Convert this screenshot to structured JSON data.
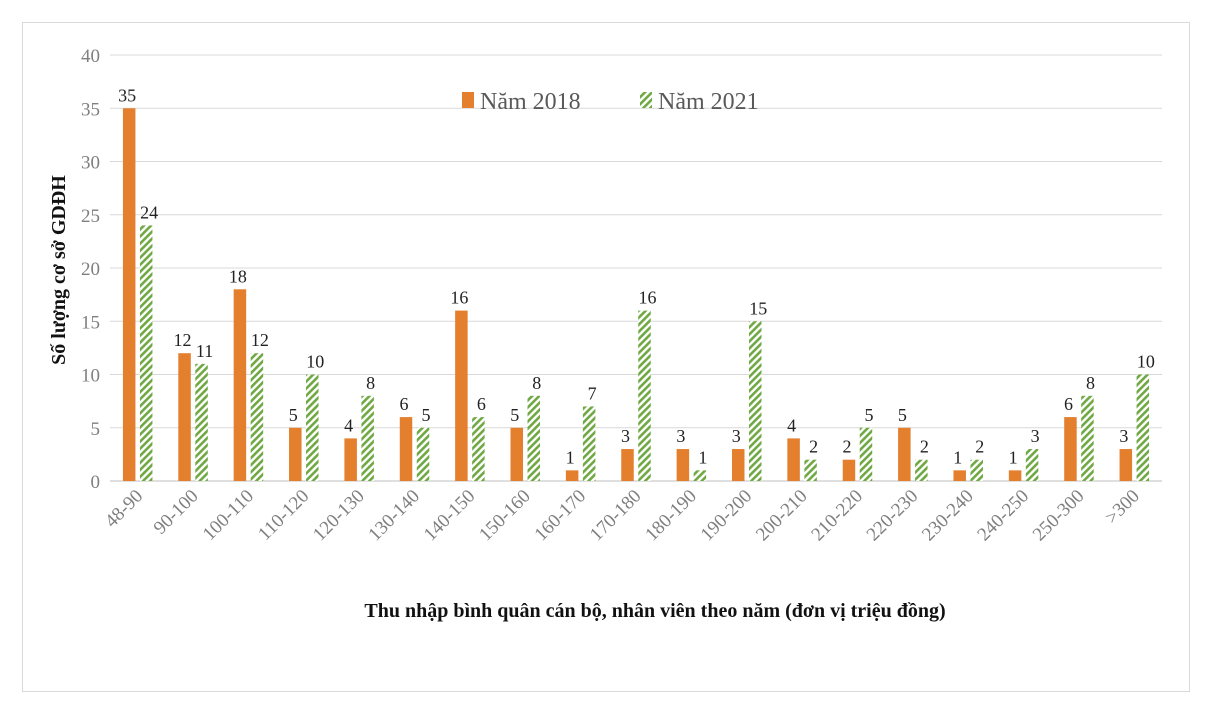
{
  "chart_data": {
    "type": "bar",
    "title": "",
    "xlabel": "Thu nhập bình quân cán bộ, nhân viên theo năm (đơn vị triệu đồng)",
    "ylabel": "Số lượng cơ sở GDĐH",
    "ylim": [
      0,
      40
    ],
    "yticks": [
      0,
      5,
      10,
      15,
      20,
      25,
      30,
      35,
      40
    ],
    "grid": true,
    "legend_position": "top-center",
    "categories": [
      "48-90",
      "90-100",
      "100-110",
      "110-120",
      "120-130",
      "130-140",
      "140-150",
      "150-160",
      "160-170",
      "170-180",
      "180-190",
      "190-200",
      "200-210",
      "210-220",
      "220-230",
      "230-240",
      "240-250",
      "250-300",
      ">300"
    ],
    "series": [
      {
        "name": "Năm 2018",
        "color": "#e47f2e",
        "pattern": "solid",
        "values": [
          35,
          12,
          18,
          5,
          4,
          6,
          16,
          5,
          1,
          3,
          3,
          3,
          4,
          2,
          5,
          1,
          1,
          6,
          3
        ]
      },
      {
        "name": "Năm 2021",
        "color": "#70a844",
        "pattern": "diagonal-hatch",
        "values": [
          24,
          11,
          12,
          10,
          8,
          5,
          6,
          8,
          7,
          16,
          1,
          15,
          2,
          5,
          2,
          2,
          3,
          8,
          10
        ]
      }
    ]
  }
}
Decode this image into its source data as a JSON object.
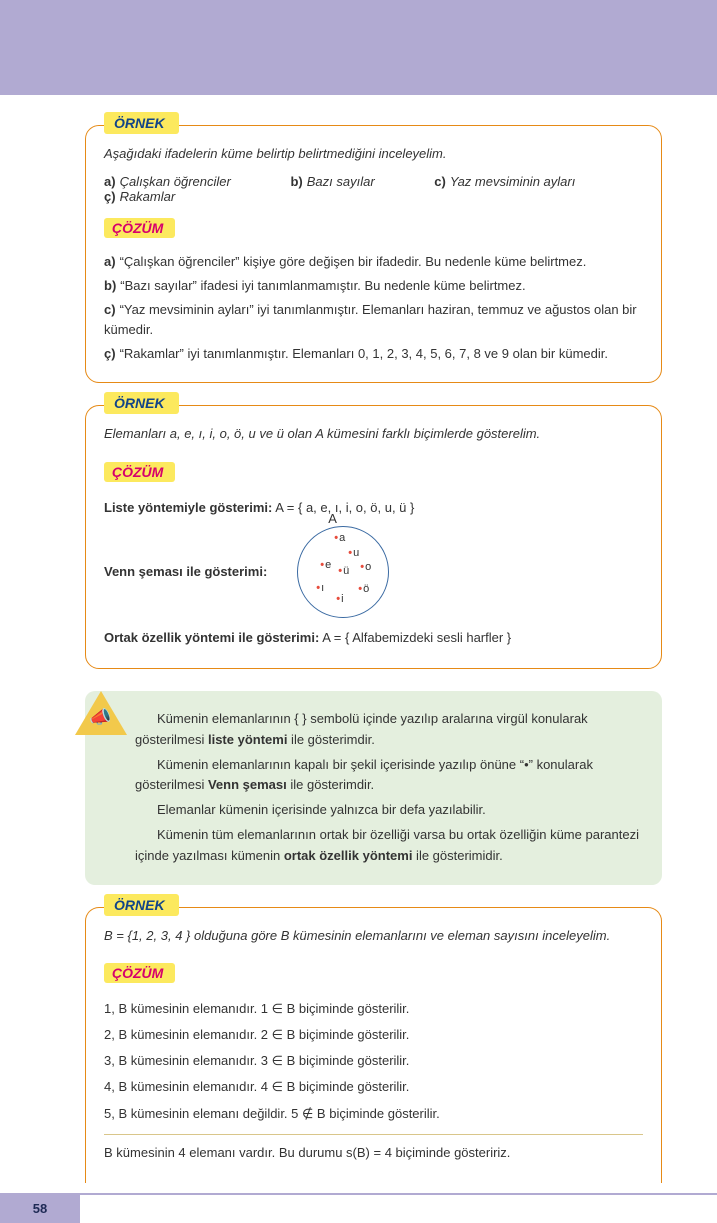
{
  "colors": {
    "banner": "#b1aad2",
    "box_border": "#e68a16",
    "tag_bg": "#fce95e",
    "ornek_color": "#114488",
    "cozum_color": "#d6006c",
    "info_bg": "#e4efde",
    "venn_border": "#3a6aa2",
    "dot_color": "#e74c3c"
  },
  "labels": {
    "ornek": "ÖRNEK",
    "cozum": "ÇÖZÜM"
  },
  "ex1": {
    "intro": "Aşağıdaki ifadelerin küme belirtip belirtmediğini inceleyelim.",
    "opts": [
      {
        "k": "a)",
        "t": "Çalışkan öğrenciler"
      },
      {
        "k": "b)",
        "t": "Bazı sayılar"
      },
      {
        "k": "c)",
        "t": "Yaz mevsiminin ayları"
      },
      {
        "k": "ç)",
        "t": "Rakamlar"
      }
    ],
    "ans": [
      {
        "k": "a)",
        "t": "“Çalışkan öğrenciler” kişiye göre değişen bir ifadedir. Bu nedenle küme belirtmez."
      },
      {
        "k": "b)",
        "t": "“Bazı sayılar” ifadesi iyi tanımlanmamıştır. Bu nedenle küme belirtmez."
      },
      {
        "k": "c)",
        "t": "“Yaz mevsiminin ayları” iyi tanımlanmıştır. Elemanları haziran, temmuz ve ağustos olan bir kümedir."
      },
      {
        "k": "ç)",
        "t": "“Rakamlar” iyi tanımlanmıştır. Elemanları 0, 1, 2, 3, 4, 5, 6, 7, 8 ve 9 olan bir kümedir."
      }
    ]
  },
  "ex2": {
    "intro": "Elemanları a, e, ı, i, o, ö, u ve ü olan A kümesini farklı biçimlerde gösterelim.",
    "liste_label": "Liste yöntemiyle gösterimi:",
    "liste_val": "A  = { a, e, ı, i, o, ö, u, ü }",
    "venn_label": "Venn şeması ile gösterimi:",
    "venn_set_label": "A",
    "venn_points": [
      {
        "t": "a",
        "x": 36,
        "y": 5
      },
      {
        "t": "u",
        "x": 50,
        "y": 20
      },
      {
        "t": "e",
        "x": 22,
        "y": 32
      },
      {
        "t": "ü",
        "x": 40,
        "y": 38
      },
      {
        "t": "o",
        "x": 62,
        "y": 34
      },
      {
        "t": "ı",
        "x": 18,
        "y": 55
      },
      {
        "t": "ö",
        "x": 60,
        "y": 56
      },
      {
        "t": "i",
        "x": 38,
        "y": 66
      }
    ],
    "ortak_label": "Ortak özellik yöntemi ile gösterimi:",
    "ortak_val": "A  = {  Alfabemizdeki sesli harfler }"
  },
  "info": {
    "p1a": "Kümenin elemanlarının {  } sembolü içinde yazılıp aralarına virgül konularak gösterilme­si ",
    "p1b": "liste yöntemi",
    "p1c": " ile gösterimdir.",
    "p2a": "Kümenin elemanlarının kapalı bir şekil içerisinde yazılıp önüne “•” konularak gösterilme­si ",
    "p2b": "Venn şeması",
    "p2c": " ile gösterimdir.",
    "p3": "Elemanlar kümenin içerisinde yalnızca bir defa yazılabilir.",
    "p4a": "Kümenin tüm elemanlarının ortak bir özelliği varsa bu ortak özelliğin küme parantezi içinde yazılması kümenin ",
    "p4b": "ortak özellik yöntemi",
    "p4c": " ile gösterimidir."
  },
  "ex3": {
    "intro_a": "B = {",
    "intro_b": "1, 2, 3, 4",
    "intro_c": " }  olduğuna göre B kümesinin elemanlarını ve eleman sayısını inceleyelim.",
    "rows": [
      "1, B kümesinin elemanıdır. 1 ∈ B biçiminde gösterilir.",
      "2, B kümesinin elemanıdır. 2 ∈ B biçiminde gösterilir.",
      "3, B kümesinin elemanıdır. 3 ∈ B biçiminde gösterilir.",
      "4, B kümesinin elemanıdır. 4 ∈ B biçiminde gösterilir.",
      "5, B kümesinin elemanı değildir. 5 ∉ B biçiminde gösterilir."
    ],
    "final": "B kümesinin 4 elemanı vardır. Bu durumu s(B) = 4 biçiminde gösteririz."
  },
  "page_number": "58"
}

———

Exercise aim :: Set down the material above as is, without any pictures.

Task response ::
Convert this screenshot to structured JSON data.
{
  "chart_data": {
    "type": "bar",
    "title": "",
    "xlabel": "Thu nhập bình quân cán bộ, nhân viên theo năm (đơn vị triệu đồng)",
    "ylabel": "Số lượng cơ sở GDĐH",
    "ylim": [
      0,
      40
    ],
    "yticks": [
      0,
      5,
      10,
      15,
      20,
      25,
      30,
      35,
      40
    ],
    "grid": true,
    "legend_position": "top-center",
    "categories": [
      "48-90",
      "90-100",
      "100-110",
      "110-120",
      "120-130",
      "130-140",
      "140-150",
      "150-160",
      "160-170",
      "170-180",
      "180-190",
      "190-200",
      "200-210",
      "210-220",
      "220-230",
      "230-240",
      "240-250",
      "250-300",
      ">300"
    ],
    "series": [
      {
        "name": "Năm 2018",
        "color": "#e47f2e",
        "pattern": "solid",
        "values": [
          35,
          12,
          18,
          5,
          4,
          6,
          16,
          5,
          1,
          3,
          3,
          3,
          4,
          2,
          5,
          1,
          1,
          6,
          3
        ]
      },
      {
        "name": "Năm 2021",
        "color": "#70a844",
        "pattern": "diagonal-hatch",
        "values": [
          24,
          11,
          12,
          10,
          8,
          5,
          6,
          8,
          7,
          16,
          1,
          15,
          2,
          5,
          2,
          2,
          3,
          8,
          10
        ]
      }
    ]
  }
}
Decode this image into its source data as a JSON object.
{
  "colors": {
    "banner": "#b1aad2",
    "box_border": "#e68a16",
    "tag_bg": "#fce95e",
    "ornek_color": "#114488",
    "cozum_color": "#d6006c",
    "info_bg": "#e4efde",
    "venn_border": "#3a6aa2",
    "dot_color": "#e74c3c"
  },
  "labels": {
    "ornek": "ÖRNEK",
    "cozum": "ÇÖZÜM"
  },
  "ex1": {
    "intro": "Aşağıdaki ifadelerin küme belirtip belirtmediğini inceleyelim.",
    "opts": [
      {
        "k": "a)",
        "t": "Çalışkan öğrenciler"
      },
      {
        "k": "b)",
        "t": "Bazı sayılar"
      },
      {
        "k": "c)",
        "t": "Yaz mevsiminin ayları"
      },
      {
        "k": "ç)",
        "t": "Rakamlar"
      }
    ],
    "ans": [
      {
        "k": "a)",
        "t": "“Çalışkan öğrenciler” kişiye göre değişen bir ifadedir. Bu nedenle küme belirtmez."
      },
      {
        "k": "b)",
        "t": "“Bazı sayılar” ifadesi iyi tanımlanmamıştır. Bu nedenle küme belirtmez."
      },
      {
        "k": "c)",
        "t": "“Yaz mevsiminin ayları” iyi tanımlanmıştır. Elemanları haziran, temmuz ve ağustos olan bir kümedir."
      },
      {
        "k": "ç)",
        "t": "“Rakamlar” iyi tanımlanmıştır. Elemanları 0, 1, 2, 3, 4, 5, 6, 7, 8 ve 9 olan bir kümedir."
      }
    ]
  },
  "ex2": {
    "intro": "Elemanları a, e, ı, i, o, ö, u ve ü olan A kümesini farklı biçimlerde gösterelim.",
    "liste_label": "Liste yöntemiyle gösterimi:",
    "liste_val": "A  = { a, e, ı, i, o, ö, u, ü }",
    "venn_label": "Venn şeması ile gösterimi:",
    "venn_set_label": "A",
    "venn_points": [
      {
        "t": "a",
        "x": 36,
        "y": 5
      },
      {
        "t": "u",
        "x": 50,
        "y": 20
      },
      {
        "t": "e",
        "x": 22,
        "y": 32
      },
      {
        "t": "ü",
        "x": 40,
        "y": 38
      },
      {
        "t": "o",
        "x": 62,
        "y": 34
      },
      {
        "t": "ı",
        "x": 18,
        "y": 55
      },
      {
        "t": "ö",
        "x": 60,
        "y": 56
      },
      {
        "t": "i",
        "x": 38,
        "y": 66
      }
    ],
    "ortak_label": "Ortak özellik yöntemi ile gösterimi:",
    "ortak_val": "A  = {  Alfabemizdeki sesli harfler }"
  },
  "info": {
    "p1a": "Kümenin elemanlarının {  } sembolü içinde yazılıp aralarına virgül konularak gösterilme­si ",
    "p1b": "liste yöntemi",
    "p1c": " ile gösterimdir.",
    "p2a": "Kümenin elemanlarının kapalı bir şekil içerisinde yazılıp önüne “•” konularak gösterilme­si ",
    "p2b": "Venn şeması",
    "p2c": " ile gösterimdir.",
    "p3": "Elemanlar kümenin içerisinde yalnızca bir defa yazılabilir.",
    "p4a": "Kümenin tüm elemanlarının ortak bir özelliği varsa bu ortak özelliğin küme parantezi içinde yazılması kümenin ",
    "p4b": "ortak özellik yöntemi",
    "p4c": " ile gösterimidir."
  },
  "ex3": {
    "intro_a": "B = {",
    "intro_b": "1, 2, 3, 4",
    "intro_c": " }  olduğuna göre B kümesinin elemanlarını ve eleman sayısını inceleyelim.",
    "rows": [
      "1, B kümesinin elemanıdır. 1 ∈ B biçiminde gösterilir.",
      "2, B kümesinin elemanıdır. 2 ∈ B biçiminde gösterilir.",
      "3, B kümesinin elemanıdır. 3 ∈ B biçiminde gösterilir.",
      "4, B kümesinin elemanıdır. 4 ∈ B biçiminde gösterilir.",
      "5, B kümesinin elemanı değildir. 5 ∉ B biçiminde gösterilir."
    ],
    "final": "B kümesinin 4 elemanı vardır. Bu durumu s(B) = 4 biçiminde gösteririz."
  },
  "page_number": "58"
}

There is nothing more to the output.